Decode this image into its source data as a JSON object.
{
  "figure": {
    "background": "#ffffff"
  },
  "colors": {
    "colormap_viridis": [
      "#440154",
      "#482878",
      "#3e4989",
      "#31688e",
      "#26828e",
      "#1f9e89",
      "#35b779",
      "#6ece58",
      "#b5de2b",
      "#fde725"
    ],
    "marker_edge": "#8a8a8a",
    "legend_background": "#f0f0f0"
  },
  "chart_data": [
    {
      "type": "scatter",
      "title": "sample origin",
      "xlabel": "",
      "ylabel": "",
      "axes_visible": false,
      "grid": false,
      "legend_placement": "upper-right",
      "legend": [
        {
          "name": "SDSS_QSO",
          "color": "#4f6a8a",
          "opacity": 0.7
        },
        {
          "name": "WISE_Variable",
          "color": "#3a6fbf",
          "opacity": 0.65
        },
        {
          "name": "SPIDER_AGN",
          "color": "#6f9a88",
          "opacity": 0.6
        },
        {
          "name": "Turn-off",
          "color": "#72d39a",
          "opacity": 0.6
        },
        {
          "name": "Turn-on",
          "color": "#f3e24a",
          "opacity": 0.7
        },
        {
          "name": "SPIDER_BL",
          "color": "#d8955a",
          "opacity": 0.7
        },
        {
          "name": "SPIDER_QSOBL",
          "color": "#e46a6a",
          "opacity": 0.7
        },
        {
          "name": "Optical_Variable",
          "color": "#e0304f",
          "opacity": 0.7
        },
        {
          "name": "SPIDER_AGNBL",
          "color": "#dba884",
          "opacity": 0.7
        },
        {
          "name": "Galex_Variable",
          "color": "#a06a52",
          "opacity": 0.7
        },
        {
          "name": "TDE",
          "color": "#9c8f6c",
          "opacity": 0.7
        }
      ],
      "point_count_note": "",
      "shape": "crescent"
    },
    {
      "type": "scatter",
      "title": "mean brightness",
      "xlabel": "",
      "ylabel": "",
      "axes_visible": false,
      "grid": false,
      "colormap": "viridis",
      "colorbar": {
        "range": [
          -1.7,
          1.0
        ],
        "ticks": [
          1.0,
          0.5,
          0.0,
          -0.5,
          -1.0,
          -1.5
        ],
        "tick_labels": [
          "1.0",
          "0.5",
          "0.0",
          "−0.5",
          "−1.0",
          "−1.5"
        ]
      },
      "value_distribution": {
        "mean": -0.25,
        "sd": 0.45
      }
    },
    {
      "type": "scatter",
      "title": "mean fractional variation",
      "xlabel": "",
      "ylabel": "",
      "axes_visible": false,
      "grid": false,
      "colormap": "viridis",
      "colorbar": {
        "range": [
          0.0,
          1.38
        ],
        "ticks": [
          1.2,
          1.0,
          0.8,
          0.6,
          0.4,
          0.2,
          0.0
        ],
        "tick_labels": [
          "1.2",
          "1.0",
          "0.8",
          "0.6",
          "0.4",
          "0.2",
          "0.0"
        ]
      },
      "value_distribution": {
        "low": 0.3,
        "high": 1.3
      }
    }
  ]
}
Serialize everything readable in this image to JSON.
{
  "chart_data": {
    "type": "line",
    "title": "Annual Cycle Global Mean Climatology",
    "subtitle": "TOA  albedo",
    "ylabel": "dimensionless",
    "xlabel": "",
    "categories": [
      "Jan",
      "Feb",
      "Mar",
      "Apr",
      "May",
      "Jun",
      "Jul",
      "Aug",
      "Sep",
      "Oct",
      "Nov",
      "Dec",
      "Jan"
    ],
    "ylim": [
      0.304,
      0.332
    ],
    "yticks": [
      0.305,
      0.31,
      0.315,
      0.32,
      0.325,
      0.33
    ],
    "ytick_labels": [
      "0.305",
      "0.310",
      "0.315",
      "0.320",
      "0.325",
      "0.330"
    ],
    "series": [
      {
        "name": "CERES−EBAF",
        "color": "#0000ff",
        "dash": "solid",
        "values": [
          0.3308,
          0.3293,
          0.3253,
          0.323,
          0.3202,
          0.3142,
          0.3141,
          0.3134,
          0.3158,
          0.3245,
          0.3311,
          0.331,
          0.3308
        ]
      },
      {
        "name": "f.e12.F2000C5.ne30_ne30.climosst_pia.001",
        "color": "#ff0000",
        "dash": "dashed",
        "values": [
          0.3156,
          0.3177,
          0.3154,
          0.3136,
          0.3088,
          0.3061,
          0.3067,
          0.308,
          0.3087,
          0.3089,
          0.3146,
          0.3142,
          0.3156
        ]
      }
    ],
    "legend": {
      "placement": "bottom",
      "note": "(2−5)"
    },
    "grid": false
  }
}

+ + + + +

> GIVEN TASK
Extract every line above exactly as it stands.

> EXERCISE RESULT
Decode this image into its source data as a JSON object.
{
  "figure": {
    "background": "#ffffff"
  },
  "colors": {
    "colormap_viridis": [
      "#440154",
      "#482878",
      "#3e4989",
      "#31688e",
      "#26828e",
      "#1f9e89",
      "#35b779",
      "#6ece58",
      "#b5de2b",
      "#fde725"
    ],
    "marker_edge": "#8a8a8a",
    "legend_background": "#f0f0f0"
  },
  "chart_data": [
    {
      "type": "scatter",
      "title": "sample origin",
      "xlabel": "",
      "ylabel": "",
      "axes_visible": false,
      "grid": false,
      "legend_placement": "upper-right",
      "legend": [
        {
          "name": "SDSS_QSO",
          "color": "#4f6a8a",
          "opacity": 0.7
        },
        {
          "name": "WISE_Variable",
          "color": "#3a6fbf",
          "opacity": 0.65
        },
        {
          "name": "SPIDER_AGN",
          "color": "#6f9a88",
          "opacity": 0.6
        },
        {
          "name": "Turn-off",
          "color": "#72d39a",
          "opacity": 0.6
        },
        {
          "name": "Turn-on",
          "color": "#f3e24a",
          "opacity": 0.7
        },
        {
          "name": "SPIDER_BL",
          "color": "#d8955a",
          "opacity": 0.7
        },
        {
          "name": "SPIDER_QSOBL",
          "color": "#e46a6a",
          "opacity": 0.7
        },
        {
          "name": "Optical_Variable",
          "color": "#e0304f",
          "opacity": 0.7
        },
        {
          "name": "SPIDER_AGNBL",
          "color": "#dba884",
          "opacity": 0.7
        },
        {
          "name": "Galex_Variable",
          "color": "#a06a52",
          "opacity": 0.7
        },
        {
          "name": "TDE",
          "color": "#9c8f6c",
          "opacity": 0.7
        }
      ],
      "point_count_note": "",
      "shape": "crescent"
    },
    {
      "type": "scatter",
      "title": "mean brightness",
      "xlabel": "",
      "ylabel": "",
      "axes_visible": false,
      "grid": false,
      "colormap": "viridis",
      "colorbar": {
        "range": [
          -1.7,
          1.0
        ],
        "ticks": [
          1.0,
          0.5,
          0.0,
          -0.5,
          -1.0,
          -1.5
        ],
        "tick_labels": [
          "1.0",
          "0.5",
          "0.0",
          "−0.5",
          "−1.0",
          "−1.5"
        ]
      },
      "value_distribution": {
        "mean": -0.25,
        "sd": 0.45
      }
    },
    {
      "type": "scatter",
      "title": "mean fractional variation",
      "xlabel": "",
      "ylabel": "",
      "axes_visible": false,
      "grid": false,
      "colormap": "viridis",
      "colorbar": {
        "range": [
          0.0,
          1.38
        ],
        "ticks": [
          1.2,
          1.0,
          0.8,
          0.6,
          0.4,
          0.2,
          0.0
        ],
        "tick_labels": [
          "1.2",
          "1.0",
          "0.8",
          "0.6",
          "0.4",
          "0.2",
          "0.0"
        ]
      },
      "value_distribution": {
        "low": 0.3,
        "high": 1.3
      }
    }
  ]
}
Serialize everything readable in this image to JSON.
{
  "chart_data": {
    "type": "line",
    "title": "Annual Cycle Global Mean Climatology",
    "subtitle": "TOA  albedo",
    "ylabel": "dimensionless",
    "xlabel": "",
    "categories": [
      "Jan",
      "Feb",
      "Mar",
      "Apr",
      "May",
      "Jun",
      "Jul",
      "Aug",
      "Sep",
      "Oct",
      "Nov",
      "Dec",
      "Jan"
    ],
    "ylim": [
      0.304,
      0.332
    ],
    "yticks": [
      0.305,
      0.31,
      0.315,
      0.32,
      0.325,
      0.33
    ],
    "ytick_labels": [
      "0.305",
      "0.310",
      "0.315",
      "0.320",
      "0.325",
      "0.330"
    ],
    "series": [
      {
        "name": "CERES−EBAF",
        "color": "#0000ff",
        "dash": "solid",
        "values": [
          0.3308,
          0.3293,
          0.3253,
          0.323,
          0.3202,
          0.3142,
          0.3141,
          0.3134,
          0.3158,
          0.3245,
          0.3311,
          0.331,
          0.3308
        ]
      },
      {
        "name": "f.e12.F2000C5.ne30_ne30.climosst_pia.001",
        "color": "#ff0000",
        "dash": "dashed",
        "values": [
          0.3156,
          0.3177,
          0.3154,
          0.3136,
          0.3088,
          0.3061,
          0.3067,
          0.308,
          0.3087,
          0.3089,
          0.3146,
          0.3142,
          0.3156
        ]
      }
    ],
    "legend": {
      "placement": "bottom",
      "note": "(2−5)"
    },
    "grid": false
  }
}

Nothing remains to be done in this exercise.